─── Estratto della fonte ───
JUAN J. BARTOLOME sdb, Lectio 5a Domenica di Quaresima B

18 marzo 2018   - 5a Domenica di Quaresima B 
LECTIO DIVINA: Gv 12,20-32

Dopo la sua entrata trionfale a Gerusalemme, alcuni greci sono curiosi di vedere Gesù. In questo,
Gesù riconosce l'imminenza della sua ora; che gli estranei lo cerchino, avvicina il momento della sua morte. E sente reale paura, benché la superi anticipando il senso della sua tragica fine: la necessità della sua morte è conseguenza della necessità della vita di molti. Di passaggio, Gesù esplicita chiaramente che questa legge di vita non è esclusiva, raggiunge chiunque voglia servirlo. La passione di Gesù è la sua glorificazione e la salvezza per tutti: in lei si uniscono la gloria del Padre e la redenzione dell'uomo. Essere innalzato sulla croce valse a Gesù a vincere la paura della morte, a dare gloria al suo Dio e ad attrarre a sé tutto il mondo. Un mondo che perde interesse per la causa di Gesù è un mondo perso: solo la consegna della propria vita potrà salvarlo. Noi cristiani, invece di dispiacerci degli altri, dovremmo ricordare meglio i nostri doveri: trovare chi vuole vedere Gesù e portarlo fino a lui, affinché continui a salvare tutti.

In quel tempo
20 tra quelli che erano venuti a celebrare la Festa vi erano alcuni Greci; 21questi, avvicinandosi a Filippo, che era di Betsaida di Galilea, gli domandarono: "Signore, vogliamo vedere Gesù",
22 Filippo andò a dirlo ad Andrea; Andrea e Filippo andarono a dirlo a Gesù.
23 Gesù rispose loro: "E' venuta l'ora che il Figlio dell'uomo sia glorificato.
24 Vi assicuro che se il chicco di grano non cade in terra e non muore, rimane infecondo; ma se muore, dà molto frutto.
25 Chi ama la propria vita, la perderà, e chi odia la propria vita in questo mondo, la conserverà per la vita eterna.
26 Se uno mi vuole servire mi segua e dove sono io, là sarà anche il mio servitore; chi mi serve, il Padre lo onorerà.
27 Ora la mia anima è turbata e, che cosa dirò?: Padre, liberami da quest'ora. Ma è per questo che sono venuto, per quest'ora.
28 Padre, glorifica il tuo nome.
Allora venne una voce dal cielo: "l'ho glorificato e lo glorificherò ancora!".
29 La gente che stava lì e aveva sentito diceva che era stato un tuono; altri dicevano che gli aveva parlato un angelo.
30 Gesù prese la parola e disse: "Questa voce non è venuta per me, ma per voi".
───
> **Consegna A**:
Secondo la lectio divina, quali sono le tre cose che l'essere innalzato sulla croce valse a Gesù?
> **Consegna B**:
Prosegui la lectio divina su Giovanni 12 a partire dall'ultimo versetto riportato.
─── Dati forniti ───
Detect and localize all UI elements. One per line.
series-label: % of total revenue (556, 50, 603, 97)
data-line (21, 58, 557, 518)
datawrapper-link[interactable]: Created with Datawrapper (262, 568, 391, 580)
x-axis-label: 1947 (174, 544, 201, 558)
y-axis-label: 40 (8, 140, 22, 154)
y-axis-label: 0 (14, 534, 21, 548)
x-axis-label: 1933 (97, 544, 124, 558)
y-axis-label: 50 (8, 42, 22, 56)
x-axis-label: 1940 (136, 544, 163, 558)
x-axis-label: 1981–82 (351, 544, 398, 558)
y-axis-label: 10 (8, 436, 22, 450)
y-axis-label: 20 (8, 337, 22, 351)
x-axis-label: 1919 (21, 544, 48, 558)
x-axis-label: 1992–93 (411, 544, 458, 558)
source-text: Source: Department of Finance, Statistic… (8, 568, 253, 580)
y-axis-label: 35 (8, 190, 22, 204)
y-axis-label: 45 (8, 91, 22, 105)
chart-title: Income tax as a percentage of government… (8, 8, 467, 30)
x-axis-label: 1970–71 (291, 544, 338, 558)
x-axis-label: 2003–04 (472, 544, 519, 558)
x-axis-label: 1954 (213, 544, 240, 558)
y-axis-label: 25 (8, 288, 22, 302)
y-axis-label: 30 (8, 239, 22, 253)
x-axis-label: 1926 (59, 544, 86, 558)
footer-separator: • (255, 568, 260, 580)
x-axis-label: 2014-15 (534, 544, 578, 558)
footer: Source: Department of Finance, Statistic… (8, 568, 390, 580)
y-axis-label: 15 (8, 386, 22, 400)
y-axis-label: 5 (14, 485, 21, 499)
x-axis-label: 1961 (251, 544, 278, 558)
───
> **Risultato A**:
- Vincere la paura della morte
- Dare gloria al suo Dio
- Attrarre a sé tutto il mondo

> **Risultato B**:
31 Ora è il giudizio di questo mondo; ora il Principe di questo mondo sarà gettato fuori. Ed io, quando sarò elevato da terra, attrarrò tutti a me.
32 Questo diceva facendo capire di quale morte doveva morire.
1. LEGGERE: Capire quello che dice il testo e come lo dice

L'entrata di Gesù a Gerusalemme, la sua strada verso la tomba, interessa tutte le persone che lo circondano e vogliono avvicinarsi a lui attraverso due dei suoi primi discepoli. La curiosità di alcuni greci è il motivo dell'ultimo discorso pubblico di Gesù, prima diretto ai suoi discepoli (Gv 12,23-32), dopo, in risposta alla gente (Gv 12,35-36). Gesù che è seguito senza essere capito (Gv 12,29.34), è interrotto, prima dalla voce celeste (Gv 12,28), dopo dalla gente (Gv 12,29). Per chiarire il malinteso, Gesù deve spiegarsi di più e meglio (Gv 12,30).
Alcuni greci, proseliti gentili che partecipavano alla festa, desiderano vedere Gesù (Gv 12,21). Per Giovanni vedere, oltre ad esprimere il desiderio di entrare in contatto con Gesù, denota la disposizione per credere in lui, ed è parte iniziale del processo personale di fede (Gv 9,37; 20,29).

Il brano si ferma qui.